-- What is expected --
Identify the lines that contain the word "Gesellschaften" and copy each one.

-- Exercise material --
— start —
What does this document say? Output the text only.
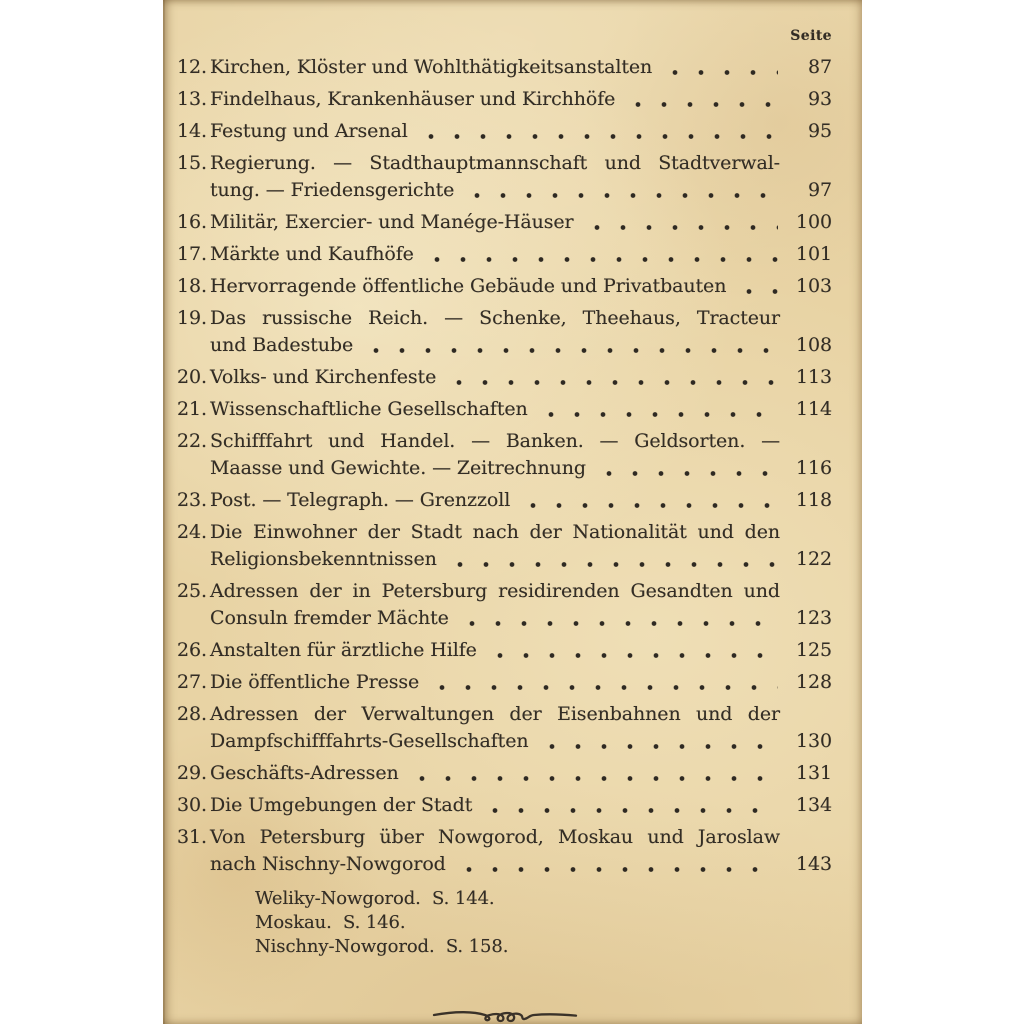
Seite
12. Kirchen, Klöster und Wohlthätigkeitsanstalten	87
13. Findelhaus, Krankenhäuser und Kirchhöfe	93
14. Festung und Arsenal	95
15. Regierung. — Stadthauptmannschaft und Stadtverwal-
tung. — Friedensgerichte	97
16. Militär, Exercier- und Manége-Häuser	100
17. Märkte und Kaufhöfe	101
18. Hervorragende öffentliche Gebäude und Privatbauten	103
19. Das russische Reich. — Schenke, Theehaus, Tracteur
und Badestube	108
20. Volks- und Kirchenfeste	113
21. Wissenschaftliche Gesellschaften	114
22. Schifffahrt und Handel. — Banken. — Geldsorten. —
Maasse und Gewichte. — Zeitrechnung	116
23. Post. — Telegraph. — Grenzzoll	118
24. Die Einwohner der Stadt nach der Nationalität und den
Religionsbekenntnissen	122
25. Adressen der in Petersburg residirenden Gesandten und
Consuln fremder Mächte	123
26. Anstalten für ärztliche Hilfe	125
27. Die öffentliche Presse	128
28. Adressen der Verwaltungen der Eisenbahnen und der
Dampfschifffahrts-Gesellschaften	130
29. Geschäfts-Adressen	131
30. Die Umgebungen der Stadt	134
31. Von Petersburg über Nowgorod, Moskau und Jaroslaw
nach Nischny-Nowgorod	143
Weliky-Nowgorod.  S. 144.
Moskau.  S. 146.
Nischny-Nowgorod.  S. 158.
— end —
-- Solution to this problem --
21. Wissenschaftliche Gesellschaften	114
Dampfschifffahrts-Gesellschaften	130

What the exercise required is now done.